*** Document extract Section Begins ***

By Pragati Verma, Contributing Editor, Straight Talk

With the coronavirus pandemic forcing organizations around the world to adapt to work-from-home technologies, cybercrime has been surging.  

The threat is alarming enough to draw notice from the US Department of Homeland Security’s Cybersecurity and Infrastructure Security Agency and the UK’s National Cyber Security Centre, who have issued a joint alert. Businesses are feeling the heat too. Almost half (46 percent) of global businesses have encountered at least one major cybersecurity scare since shifting to a remote working model during the Covid-19, according to a Censuswide and Barracuda Network survey of over 1,000 business decision-makers in the UK, US, France, and Germany. 

Gartner’s research reflects the same trend. According to their recent survey, more than half of legal and compliance leaders are concerned about third-party cybersecurity risk since the onset of the pandemic. Vidhya Balasubramanian, managing vice president in the Gartner Legal and Compliance practice explains in the report: “Remote working has been hastily adopted by suppliers to keep their business running, so it’s unlikely every organization or employee is following best practices.” As a result, she notes that legal and compliance leaders are “concerned about the new risks this highly disruptive environment has created for their organizations.” 

Time to Step Out of the Comfort Zone 

And this increases pressure on CISOs and security teams. Forrester Principal Analyst Jinan Budge says, “Even before Covid-19, CISOs had a stressful job. They were already dealing with bureaucracy, internal politics, lack of organizational support, and the constant feeling that they would be breach scapegoats. Cue Covid-19, and a precarious situation for CISOs got more complex.” 

It’s no wonder, then, that Forrester principal analysts Jeff Pollard and Josh Zelonis, in a blogpost, urge “security leaders to step out of their comfort zones and adapt to current circumstances.” They explain, “Covid-19 has changed the security landscape for CISOs: employees working remotely off non-work-provided devices, data flowing haphazardly, and strategic plans disintegrating.”  

 “Every CISO is now a transformational CISO,” they write; everyone is involved with retooling, restaffing, and rebuilding their security program. They go on to outline four behavior modifications every CISO should adopt during these turbulent times: 

  • Lead with empathy and make it a foundation of your approach to leadership.

*** Document extract Section Ends ***

What this exercise asks:
1) In the article on pandemic cybersecurity, rewrite the part that opens with the words "By Pragati Verma, Contributing" and closes with "France, and Germany.", replacing "business decision-makers" with "executives".
2) Condense the paragraph of the article on pandemic cybersecurity that begins "The threat is alarming enough" into a short bulleted list that keeps its main facts.
3) Answer these questions from the article on pandemic cybersecurity:
(a) Which two agencies issued a joint alert?
(b) Which Forrester principal analyst said CISOs had a stressful job even before Covid-19?
(c) How many behavior modifications do Jeff Pollard and Josh Zelonis say every CISO should adopt?

*** Source material Section Begins ***

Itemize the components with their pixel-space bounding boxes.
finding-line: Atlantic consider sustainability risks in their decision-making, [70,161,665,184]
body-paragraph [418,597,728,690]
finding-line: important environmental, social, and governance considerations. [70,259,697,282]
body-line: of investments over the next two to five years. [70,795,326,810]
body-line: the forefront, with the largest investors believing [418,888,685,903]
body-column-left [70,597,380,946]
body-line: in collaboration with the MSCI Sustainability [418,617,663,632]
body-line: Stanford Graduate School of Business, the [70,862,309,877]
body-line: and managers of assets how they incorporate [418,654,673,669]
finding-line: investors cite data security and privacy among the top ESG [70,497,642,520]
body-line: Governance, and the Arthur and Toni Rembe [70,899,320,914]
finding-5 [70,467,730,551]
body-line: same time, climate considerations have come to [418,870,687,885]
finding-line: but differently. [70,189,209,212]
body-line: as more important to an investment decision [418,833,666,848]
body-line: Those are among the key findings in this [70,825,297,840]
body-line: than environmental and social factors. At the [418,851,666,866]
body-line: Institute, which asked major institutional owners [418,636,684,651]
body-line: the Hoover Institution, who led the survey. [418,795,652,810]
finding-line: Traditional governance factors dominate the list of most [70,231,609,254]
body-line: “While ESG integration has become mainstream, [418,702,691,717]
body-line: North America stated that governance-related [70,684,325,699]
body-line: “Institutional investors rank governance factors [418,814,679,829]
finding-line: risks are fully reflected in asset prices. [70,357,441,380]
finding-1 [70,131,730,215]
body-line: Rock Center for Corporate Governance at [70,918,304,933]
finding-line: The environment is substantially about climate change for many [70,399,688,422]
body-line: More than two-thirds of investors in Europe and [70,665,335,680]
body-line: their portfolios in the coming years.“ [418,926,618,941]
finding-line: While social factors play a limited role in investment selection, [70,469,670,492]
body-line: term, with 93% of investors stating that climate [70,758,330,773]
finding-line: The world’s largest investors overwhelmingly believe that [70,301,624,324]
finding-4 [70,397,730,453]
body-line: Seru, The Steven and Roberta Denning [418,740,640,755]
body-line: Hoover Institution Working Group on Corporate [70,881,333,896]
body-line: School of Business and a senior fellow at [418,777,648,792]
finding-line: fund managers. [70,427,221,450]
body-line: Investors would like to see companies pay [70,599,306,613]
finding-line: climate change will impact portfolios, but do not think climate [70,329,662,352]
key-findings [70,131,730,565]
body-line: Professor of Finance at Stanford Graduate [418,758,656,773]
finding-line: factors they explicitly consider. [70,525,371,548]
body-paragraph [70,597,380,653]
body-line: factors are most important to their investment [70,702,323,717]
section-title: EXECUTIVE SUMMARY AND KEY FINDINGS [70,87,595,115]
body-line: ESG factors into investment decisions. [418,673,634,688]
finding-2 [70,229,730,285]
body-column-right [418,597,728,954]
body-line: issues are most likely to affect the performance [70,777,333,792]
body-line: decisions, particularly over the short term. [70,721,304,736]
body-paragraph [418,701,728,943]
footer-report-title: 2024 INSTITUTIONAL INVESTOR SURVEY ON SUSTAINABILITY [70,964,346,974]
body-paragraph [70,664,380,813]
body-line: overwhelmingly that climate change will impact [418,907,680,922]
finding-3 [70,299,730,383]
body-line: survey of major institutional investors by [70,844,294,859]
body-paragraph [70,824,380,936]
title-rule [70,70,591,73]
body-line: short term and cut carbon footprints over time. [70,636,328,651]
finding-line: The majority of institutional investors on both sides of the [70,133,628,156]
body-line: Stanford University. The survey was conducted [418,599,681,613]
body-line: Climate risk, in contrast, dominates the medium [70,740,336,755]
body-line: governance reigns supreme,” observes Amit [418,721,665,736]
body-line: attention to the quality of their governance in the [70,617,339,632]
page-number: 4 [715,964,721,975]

*** Source material Section Ends ***

Answers to the exercise:
1)
By Pragati Verma, Contributing Editor, Straight Talk

With the coronavirus pandemic forcing organizations around the world to adapt to work-from-home technologies, cybercrime has been surging.  

The threat is alarming enough to draw notice from the US Department of Homeland Security’s Cybersecurity and Infrastructure Security Agency and the UK’s National Cyber Security Centre, who have issued a joint alert. Businesses are feeling the heat too. Almost half (46 percent) of global businesses have encountered at least one major cybersecurity scare since shifting to a remote working model during the Covid-19, according to a Censuswide and Barracuda Network survey of over 1,000 executives in the UK, US, France, and Germany.

2)
- The US Cybersecurity and Infrastructure Security Agency (part of the Department of Homeland Security) and the UK's National Cyber Security Centre have issued a joint alert about the threat.
- Almost half (46 percent) of global businesses have had at least one major cybersecurity scare since moving to remote work during Covid-19.
- The figure comes from a Censuswide and Barracuda Network survey of over 1,000 business decision-makers in the UK, US, France, and Germany.

3)
(a) The US Department of Homeland Security's Cybersecurity and Infrastructure Security Agency and the UK's National Cyber Security Centre.
(b) Jinan Budge.
(c) Four.